### INSTRUCTION
Search the records for the word "btnLabel" and pick out every line that has it.

──────── EXERCISE MATERIALS ────────

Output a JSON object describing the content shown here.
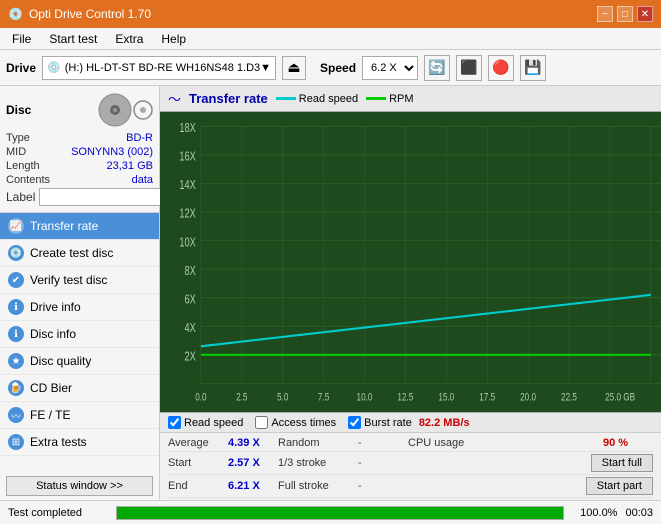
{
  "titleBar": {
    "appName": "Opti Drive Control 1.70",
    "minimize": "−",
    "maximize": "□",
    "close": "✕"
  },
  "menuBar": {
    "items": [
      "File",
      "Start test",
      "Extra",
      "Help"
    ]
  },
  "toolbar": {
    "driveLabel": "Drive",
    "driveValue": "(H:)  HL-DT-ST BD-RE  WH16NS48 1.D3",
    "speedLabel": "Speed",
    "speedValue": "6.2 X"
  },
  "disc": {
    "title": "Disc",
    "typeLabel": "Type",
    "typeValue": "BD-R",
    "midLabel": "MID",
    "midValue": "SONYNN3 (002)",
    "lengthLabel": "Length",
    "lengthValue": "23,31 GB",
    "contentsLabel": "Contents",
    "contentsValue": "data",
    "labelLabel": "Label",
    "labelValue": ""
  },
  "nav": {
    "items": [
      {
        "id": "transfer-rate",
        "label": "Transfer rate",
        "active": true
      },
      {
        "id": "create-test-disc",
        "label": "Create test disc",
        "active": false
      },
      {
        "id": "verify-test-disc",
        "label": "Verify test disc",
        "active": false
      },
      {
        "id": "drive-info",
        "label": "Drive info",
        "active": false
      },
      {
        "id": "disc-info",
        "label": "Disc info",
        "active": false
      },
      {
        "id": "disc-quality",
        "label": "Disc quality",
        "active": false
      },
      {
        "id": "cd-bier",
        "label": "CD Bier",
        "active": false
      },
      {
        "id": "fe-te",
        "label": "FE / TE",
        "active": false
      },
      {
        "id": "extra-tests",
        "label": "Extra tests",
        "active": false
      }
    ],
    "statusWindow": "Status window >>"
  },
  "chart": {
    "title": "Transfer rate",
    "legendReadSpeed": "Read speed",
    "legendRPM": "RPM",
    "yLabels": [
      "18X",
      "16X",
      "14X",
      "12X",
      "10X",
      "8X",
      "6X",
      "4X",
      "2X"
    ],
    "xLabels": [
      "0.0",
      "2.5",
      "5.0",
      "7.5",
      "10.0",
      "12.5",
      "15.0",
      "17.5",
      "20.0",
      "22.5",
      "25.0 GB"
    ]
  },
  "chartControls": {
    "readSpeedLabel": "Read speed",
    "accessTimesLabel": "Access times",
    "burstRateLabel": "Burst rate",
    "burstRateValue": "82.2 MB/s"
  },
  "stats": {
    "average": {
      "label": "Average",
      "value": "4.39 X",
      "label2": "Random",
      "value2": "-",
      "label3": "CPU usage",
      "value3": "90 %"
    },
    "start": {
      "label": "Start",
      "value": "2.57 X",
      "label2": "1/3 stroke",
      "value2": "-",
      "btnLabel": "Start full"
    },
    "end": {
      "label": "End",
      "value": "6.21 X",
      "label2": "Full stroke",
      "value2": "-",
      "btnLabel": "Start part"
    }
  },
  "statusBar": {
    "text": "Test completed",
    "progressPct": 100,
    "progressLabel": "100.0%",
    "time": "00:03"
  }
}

────────

### RESULT OF THE TASK
      "btnLabel": "Start full"
      "btnLabel": "Start part"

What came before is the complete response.